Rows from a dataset
•••
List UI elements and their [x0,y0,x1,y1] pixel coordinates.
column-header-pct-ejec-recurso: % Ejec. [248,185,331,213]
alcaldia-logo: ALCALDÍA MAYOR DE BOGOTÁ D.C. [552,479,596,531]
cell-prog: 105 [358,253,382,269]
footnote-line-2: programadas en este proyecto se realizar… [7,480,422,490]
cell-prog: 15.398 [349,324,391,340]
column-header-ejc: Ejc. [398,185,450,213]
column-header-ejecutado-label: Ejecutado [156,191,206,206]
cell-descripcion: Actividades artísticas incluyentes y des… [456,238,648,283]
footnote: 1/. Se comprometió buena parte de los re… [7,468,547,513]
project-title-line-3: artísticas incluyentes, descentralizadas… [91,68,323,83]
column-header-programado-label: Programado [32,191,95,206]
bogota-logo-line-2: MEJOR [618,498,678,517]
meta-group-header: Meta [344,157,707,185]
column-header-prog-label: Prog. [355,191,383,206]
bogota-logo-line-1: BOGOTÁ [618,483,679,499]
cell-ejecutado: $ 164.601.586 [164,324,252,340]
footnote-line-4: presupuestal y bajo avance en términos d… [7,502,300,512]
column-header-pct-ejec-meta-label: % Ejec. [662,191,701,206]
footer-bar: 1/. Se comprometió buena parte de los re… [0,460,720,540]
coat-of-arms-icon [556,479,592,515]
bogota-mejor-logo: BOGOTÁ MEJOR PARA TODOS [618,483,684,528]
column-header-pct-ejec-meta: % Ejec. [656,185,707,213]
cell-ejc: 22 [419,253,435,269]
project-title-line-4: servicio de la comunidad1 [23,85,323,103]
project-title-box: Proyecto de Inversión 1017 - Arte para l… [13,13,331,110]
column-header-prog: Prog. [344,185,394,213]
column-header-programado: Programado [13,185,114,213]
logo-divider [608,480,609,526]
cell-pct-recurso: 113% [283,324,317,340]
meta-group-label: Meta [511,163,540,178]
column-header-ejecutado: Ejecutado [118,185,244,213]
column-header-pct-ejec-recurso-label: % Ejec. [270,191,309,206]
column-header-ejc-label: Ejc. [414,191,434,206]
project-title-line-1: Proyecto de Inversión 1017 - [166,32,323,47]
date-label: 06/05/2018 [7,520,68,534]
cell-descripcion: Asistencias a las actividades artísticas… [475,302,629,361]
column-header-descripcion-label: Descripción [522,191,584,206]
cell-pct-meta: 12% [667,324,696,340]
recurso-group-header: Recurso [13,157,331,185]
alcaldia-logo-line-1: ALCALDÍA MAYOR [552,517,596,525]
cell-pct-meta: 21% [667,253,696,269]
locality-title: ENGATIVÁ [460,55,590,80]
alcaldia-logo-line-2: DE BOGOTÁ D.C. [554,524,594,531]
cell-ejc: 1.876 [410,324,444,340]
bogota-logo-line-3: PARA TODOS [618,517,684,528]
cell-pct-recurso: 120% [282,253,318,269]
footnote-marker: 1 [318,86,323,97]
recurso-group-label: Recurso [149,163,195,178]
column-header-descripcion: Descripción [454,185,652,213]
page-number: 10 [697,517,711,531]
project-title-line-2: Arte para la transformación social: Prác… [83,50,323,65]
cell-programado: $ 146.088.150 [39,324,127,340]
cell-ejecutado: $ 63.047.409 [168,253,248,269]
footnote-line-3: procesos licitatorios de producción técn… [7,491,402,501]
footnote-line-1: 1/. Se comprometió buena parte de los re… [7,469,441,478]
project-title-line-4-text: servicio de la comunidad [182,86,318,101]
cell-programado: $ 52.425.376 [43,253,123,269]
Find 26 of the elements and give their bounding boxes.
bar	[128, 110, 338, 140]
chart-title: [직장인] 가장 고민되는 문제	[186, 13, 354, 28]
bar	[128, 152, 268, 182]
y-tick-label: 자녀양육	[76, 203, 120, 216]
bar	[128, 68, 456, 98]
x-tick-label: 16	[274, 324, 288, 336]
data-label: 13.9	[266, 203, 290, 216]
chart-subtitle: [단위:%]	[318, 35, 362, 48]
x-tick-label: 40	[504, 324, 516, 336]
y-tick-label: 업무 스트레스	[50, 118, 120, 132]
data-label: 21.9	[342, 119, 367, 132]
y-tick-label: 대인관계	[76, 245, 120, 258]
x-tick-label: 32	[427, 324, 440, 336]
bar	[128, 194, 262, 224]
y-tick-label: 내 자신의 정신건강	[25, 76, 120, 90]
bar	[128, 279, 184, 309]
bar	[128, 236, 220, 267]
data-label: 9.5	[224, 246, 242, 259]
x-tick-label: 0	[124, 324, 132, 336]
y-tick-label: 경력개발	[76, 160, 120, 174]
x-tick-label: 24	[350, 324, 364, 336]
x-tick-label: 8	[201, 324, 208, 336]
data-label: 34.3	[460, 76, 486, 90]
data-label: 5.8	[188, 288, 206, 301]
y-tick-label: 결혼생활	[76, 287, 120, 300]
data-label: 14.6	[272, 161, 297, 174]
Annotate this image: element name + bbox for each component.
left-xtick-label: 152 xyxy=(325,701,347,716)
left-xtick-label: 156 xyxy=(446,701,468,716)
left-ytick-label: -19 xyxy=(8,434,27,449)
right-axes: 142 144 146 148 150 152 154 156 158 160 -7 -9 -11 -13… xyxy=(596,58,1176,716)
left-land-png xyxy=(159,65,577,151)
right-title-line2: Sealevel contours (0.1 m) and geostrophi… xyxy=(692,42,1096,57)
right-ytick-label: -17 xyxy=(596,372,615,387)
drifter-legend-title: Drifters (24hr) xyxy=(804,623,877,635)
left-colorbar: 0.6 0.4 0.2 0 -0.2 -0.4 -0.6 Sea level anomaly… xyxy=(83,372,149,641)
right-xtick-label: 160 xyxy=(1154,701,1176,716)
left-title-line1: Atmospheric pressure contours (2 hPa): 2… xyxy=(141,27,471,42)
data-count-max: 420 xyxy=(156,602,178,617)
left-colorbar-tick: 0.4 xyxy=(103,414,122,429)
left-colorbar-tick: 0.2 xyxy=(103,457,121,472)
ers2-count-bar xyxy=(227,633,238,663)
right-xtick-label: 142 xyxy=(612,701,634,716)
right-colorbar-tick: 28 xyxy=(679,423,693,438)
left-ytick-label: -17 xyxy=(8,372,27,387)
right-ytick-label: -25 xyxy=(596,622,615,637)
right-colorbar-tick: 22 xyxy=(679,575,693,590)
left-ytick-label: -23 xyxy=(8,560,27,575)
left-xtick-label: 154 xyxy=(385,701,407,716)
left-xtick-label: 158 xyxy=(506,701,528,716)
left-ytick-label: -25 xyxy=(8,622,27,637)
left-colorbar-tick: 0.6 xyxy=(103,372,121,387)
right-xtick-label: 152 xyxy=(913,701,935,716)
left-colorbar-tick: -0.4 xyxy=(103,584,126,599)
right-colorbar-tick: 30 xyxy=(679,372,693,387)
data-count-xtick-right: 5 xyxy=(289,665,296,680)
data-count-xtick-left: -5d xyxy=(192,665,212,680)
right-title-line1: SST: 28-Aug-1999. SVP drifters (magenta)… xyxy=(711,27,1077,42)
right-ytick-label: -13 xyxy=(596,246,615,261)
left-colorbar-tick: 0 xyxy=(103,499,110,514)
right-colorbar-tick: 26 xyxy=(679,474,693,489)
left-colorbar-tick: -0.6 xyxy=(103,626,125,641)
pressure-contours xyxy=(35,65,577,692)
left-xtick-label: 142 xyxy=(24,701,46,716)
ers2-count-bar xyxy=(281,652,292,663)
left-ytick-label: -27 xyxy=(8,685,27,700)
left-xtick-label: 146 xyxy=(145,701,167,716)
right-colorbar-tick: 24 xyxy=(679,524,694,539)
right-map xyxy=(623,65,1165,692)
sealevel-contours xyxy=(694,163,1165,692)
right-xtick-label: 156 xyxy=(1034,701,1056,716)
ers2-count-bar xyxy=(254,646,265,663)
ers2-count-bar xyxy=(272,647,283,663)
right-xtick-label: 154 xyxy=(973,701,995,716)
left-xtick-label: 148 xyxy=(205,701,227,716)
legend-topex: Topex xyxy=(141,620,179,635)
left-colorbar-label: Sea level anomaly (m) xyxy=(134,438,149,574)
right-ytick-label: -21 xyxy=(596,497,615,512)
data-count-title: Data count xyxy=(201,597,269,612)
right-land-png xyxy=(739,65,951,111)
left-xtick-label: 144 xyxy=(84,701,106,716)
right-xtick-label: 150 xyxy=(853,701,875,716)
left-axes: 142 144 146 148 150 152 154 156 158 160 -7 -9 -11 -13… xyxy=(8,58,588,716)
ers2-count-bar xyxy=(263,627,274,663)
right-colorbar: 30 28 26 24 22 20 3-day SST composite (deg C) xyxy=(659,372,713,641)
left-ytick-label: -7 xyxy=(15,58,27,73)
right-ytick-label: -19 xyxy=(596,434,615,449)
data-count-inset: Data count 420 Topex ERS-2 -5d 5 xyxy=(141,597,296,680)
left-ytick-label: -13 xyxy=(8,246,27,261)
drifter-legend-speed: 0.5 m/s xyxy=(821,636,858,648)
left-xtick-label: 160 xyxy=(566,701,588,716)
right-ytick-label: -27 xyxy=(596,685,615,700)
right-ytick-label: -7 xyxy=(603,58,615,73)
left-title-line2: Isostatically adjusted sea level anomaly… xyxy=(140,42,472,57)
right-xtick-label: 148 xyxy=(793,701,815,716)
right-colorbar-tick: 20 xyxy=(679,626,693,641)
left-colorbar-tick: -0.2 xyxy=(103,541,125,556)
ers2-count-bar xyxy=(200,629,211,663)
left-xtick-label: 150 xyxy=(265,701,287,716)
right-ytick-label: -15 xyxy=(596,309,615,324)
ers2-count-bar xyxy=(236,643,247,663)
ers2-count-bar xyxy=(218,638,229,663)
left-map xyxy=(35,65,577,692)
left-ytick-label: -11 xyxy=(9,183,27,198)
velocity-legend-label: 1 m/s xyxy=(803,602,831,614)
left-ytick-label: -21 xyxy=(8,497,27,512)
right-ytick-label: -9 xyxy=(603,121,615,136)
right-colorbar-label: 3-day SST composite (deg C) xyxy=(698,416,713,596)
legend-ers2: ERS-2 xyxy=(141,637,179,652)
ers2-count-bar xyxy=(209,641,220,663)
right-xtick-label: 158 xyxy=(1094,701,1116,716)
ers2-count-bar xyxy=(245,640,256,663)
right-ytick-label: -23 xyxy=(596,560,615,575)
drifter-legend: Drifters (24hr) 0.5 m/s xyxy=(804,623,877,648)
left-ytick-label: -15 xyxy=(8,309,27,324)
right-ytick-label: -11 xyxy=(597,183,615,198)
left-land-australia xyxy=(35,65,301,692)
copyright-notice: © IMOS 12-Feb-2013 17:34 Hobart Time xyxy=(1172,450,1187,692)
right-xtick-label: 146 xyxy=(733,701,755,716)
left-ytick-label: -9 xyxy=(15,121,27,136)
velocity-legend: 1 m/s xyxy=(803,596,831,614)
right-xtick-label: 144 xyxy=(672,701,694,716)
•••
**WORK TO COMPLETE:** Rename "cell-prog" to "cell-programado" in the records, from their start through the line containing "footnote: 1/. Se", leaving everything else unchanged. Return only those lines.

**EXPECTED OUTPUT:**
List UI elements and their [x0,y0,x1,y1] pixel coordinates.
column-header-pct-ejec-recurso: % Ejec. [248,185,331,213]
alcaldia-logo: ALCALDÍA MAYOR DE BOGOTÁ D.C. [552,479,596,531]
cell-programado: 105 [358,253,382,269]
footnote-line-2: programadas en este proyecto se realizar… [7,480,422,490]
cell-programado: 15.398 [349,324,391,340]
column-header-ejc: Ejc. [398,185,450,213]
column-header-ejecutado-label: Ejecutado [156,191,206,206]
cell-descripcion: Actividades artísticas incluyentes y des… [456,238,648,283]
footnote: 1/. Se comprometió buena parte de los re… [7,468,547,513]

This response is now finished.